**Dataset rows**.

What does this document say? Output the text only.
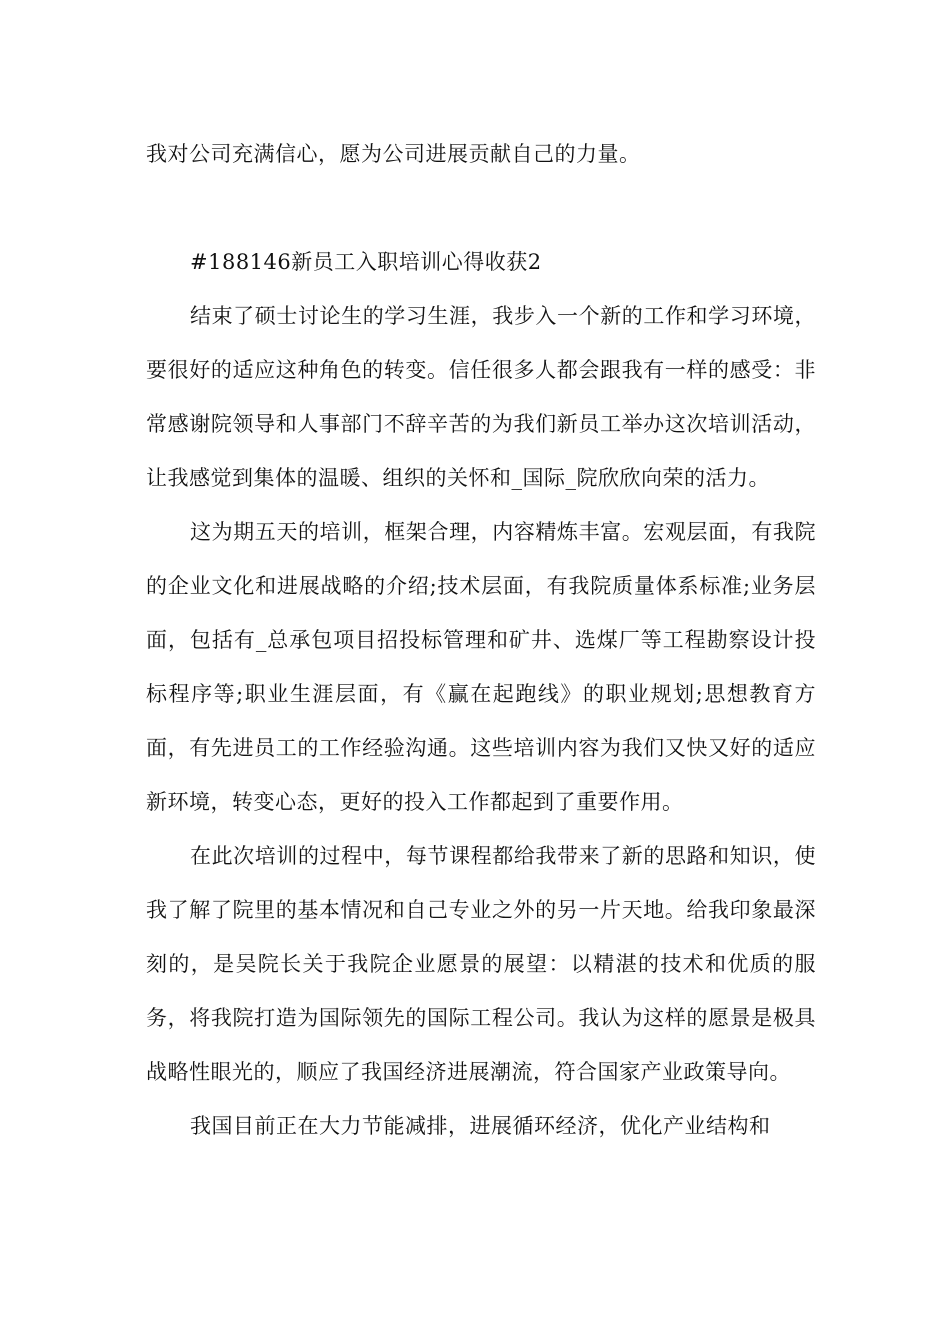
我对公司充满信心，愿为公司进展贡献自己的力量。

#188146新员工入职培训心得收获2

结束了硕士讨论生的学习生涯，我步入一个新的工作和学习环境，要很好的适应这种角色的转变。信任很多人都会跟我有一样的感受：非常感谢院领导和人事部门不辞辛苦的为我们新员工举办这次培训活动，让我感觉到集体的温暖、组织的关怀和_国际_院欣欣向荣的活力。

这为期五天的培训，框架合理，内容精炼丰富。宏观层面，有我院的企业文化和进展战略的介绍;技术层面，有我院质量体系标准;业务层面，包括有_总承包项目招投标管理和矿井、选煤厂等工程勘察设计投标程序等;职业生涯层面，有《赢在起跑线》的职业规划;思想教育方面，有先进员工的工作经验沟通。这些培训内容为我们又快又好的适应新环境，转变心态，更好的投入工作都起到了重要作用。

在此次培训的过程中，每节课程都给我带来了新的思路和知识，使我了解了院里的基本情况和自己专业之外的另一片天地。给我印象最深刻的，是吴院长关于我院企业愿景的展望：以精湛的技术和优质的服务，将我院打造为国际领先的国际工程公司。我认为这样的愿景是极具战略性眼光的，顺应了我国经济进展潮流，符合国家产业政策导向。

我国目前正在大力节能减排，进展循环经济，优化产业结构和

**Exercise aim**. Go through the entries above and print each one exactly, minus the pictures.

**Correct response**.
What does this document say? Output the text only.
我对公司充满信心，愿为公司进展贡献自己的力量。

#188146新员工入职培训心得收获2

结束了硕士讨论生的学习生涯，我步入一个新的工作和学习环境，要很好的适应这种角色的转变。信任很多人都会跟我有一样的感受：非常感谢院领导和人事部门不辞辛苦的为我们新员工举办这次培训活动，让我感觉到集体的温暖、组织的关怀和_国际_院欣欣向荣的活力。

这为期五天的培训，框架合理，内容精炼丰富。宏观层面，有我院的企业文化和进展战略的介绍;技术层面，有我院质量体系标准;业务层面，包括有_总承包项目招投标管理和矿井、选煤厂等工程勘察设计投标程序等;职业生涯层面，有《赢在起跑线》的职业规划;思想教育方面，有先进员工的工作经验沟通。这些培训内容为我们又快又好的适应新环境，转变心态，更好的投入工作都起到了重要作用。

在此次培训的过程中，每节课程都给我带来了新的思路和知识，使我了解了院里的基本情况和自己专业之外的另一片天地。给我印象最深刻的，是吴院长关于我院企业愿景的展望：以精湛的技术和优质的服务，将我院打造为国际领先的国际工程公司。我认为这样的愿景是极具战略性眼光的，顺应了我国经济进展潮流，符合国家产业政策导向。

我国目前正在大力节能减排，进展循环经济，优化产业结构和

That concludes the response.